| Exercise requirements |
Don't copy the pictures; return every other part of the records exactly.

| Given entries |
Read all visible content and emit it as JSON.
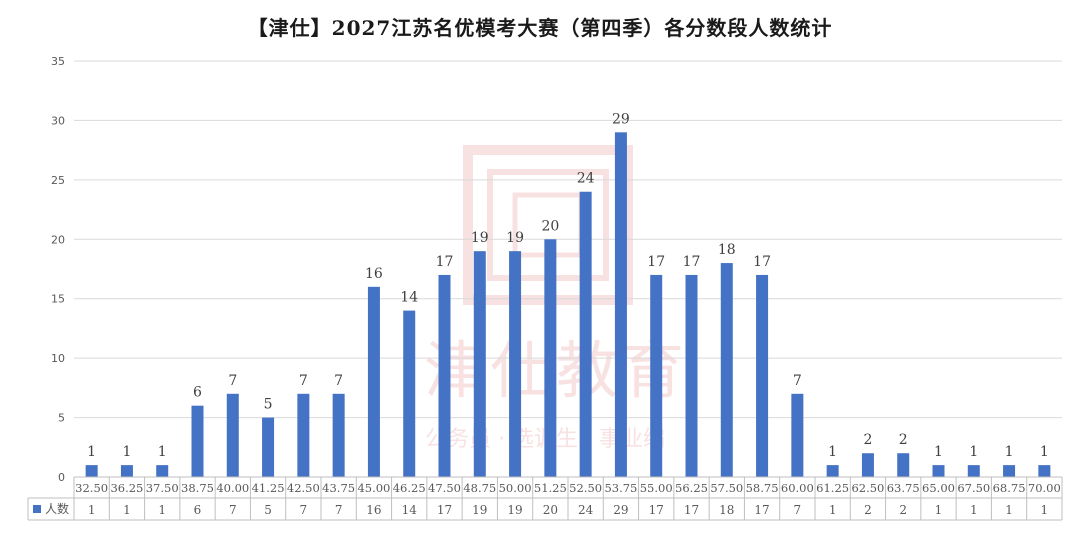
{
  "chart_data": {
    "type": "bar",
    "title": "【津仕】2027江苏名优模考大赛（第四季）各分数段人数统计",
    "xlabel": "",
    "ylabel": "",
    "ylim": [
      0,
      35
    ],
    "yticks": [
      0,
      5,
      10,
      15,
      20,
      25,
      30,
      35
    ],
    "grid": true,
    "legend": "table-left",
    "categories": [
      "32.50",
      "36.25",
      "37.50",
      "38.75",
      "40.00",
      "41.25",
      "42.50",
      "43.75",
      "45.00",
      "46.25",
      "47.50",
      "48.75",
      "50.00",
      "51.25",
      "52.50",
      "53.75",
      "55.00",
      "56.25",
      "57.50",
      "58.75",
      "60.00",
      "61.25",
      "62.50",
      "63.75",
      "65.00",
      "67.50",
      "68.75",
      "70.00"
    ],
    "series": [
      {
        "name": "人数",
        "values": [
          1,
          1,
          1,
          6,
          7,
          5,
          7,
          7,
          16,
          14,
          17,
          19,
          19,
          20,
          24,
          29,
          17,
          17,
          18,
          17,
          7,
          1,
          2,
          2,
          1,
          1,
          1,
          1
        ]
      }
    ],
    "colors": {
      "bar": "#4472C4",
      "grid": "#d9d9d9",
      "axis_text": "#595959",
      "label_text": "#404040"
    },
    "watermark": {
      "text": "津仕教育",
      "subtext": "公务员 · 选调生 · 事业编",
      "color": "#e07a7a"
    }
  }
}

| Solution for this exercise |
Read all visible content and emit it as JSON.
{
  "chart_data": {
    "type": "bar",
    "title": "【津仕】2027江苏名优模考大赛（第四季）各分数段人数统计",
    "xlabel": "",
    "ylabel": "",
    "ylim": [
      0,
      35
    ],
    "yticks": [
      0,
      5,
      10,
      15,
      20,
      25,
      30,
      35
    ],
    "grid": true,
    "legend": "table-left",
    "categories": [
      "32.50",
      "36.25",
      "37.50",
      "38.75",
      "40.00",
      "41.25",
      "42.50",
      "43.75",
      "45.00",
      "46.25",
      "47.50",
      "48.75",
      "50.00",
      "51.25",
      "52.50",
      "53.75",
      "55.00",
      "56.25",
      "57.50",
      "58.75",
      "60.00",
      "61.25",
      "62.50",
      "63.75",
      "65.00",
      "67.50",
      "68.75",
      "70.00"
    ],
    "series": [
      {
        "name": "人数",
        "values": [
          1,
          1,
          1,
          6,
          7,
          5,
          7,
          7,
          16,
          14,
          17,
          19,
          19,
          20,
          24,
          29,
          17,
          17,
          18,
          17,
          7,
          1,
          2,
          2,
          1,
          1,
          1,
          1
        ]
      }
    ],
    "colors": {
      "bar": "#4472C4",
      "grid": "#d9d9d9",
      "axis_text": "#595959",
      "label_text": "#404040"
    },
    "watermark": {
      "text": "津仕教育",
      "subtext": "公务员 · 选调生 · 事业编",
      "color": "#e07a7a"
    }
  }
}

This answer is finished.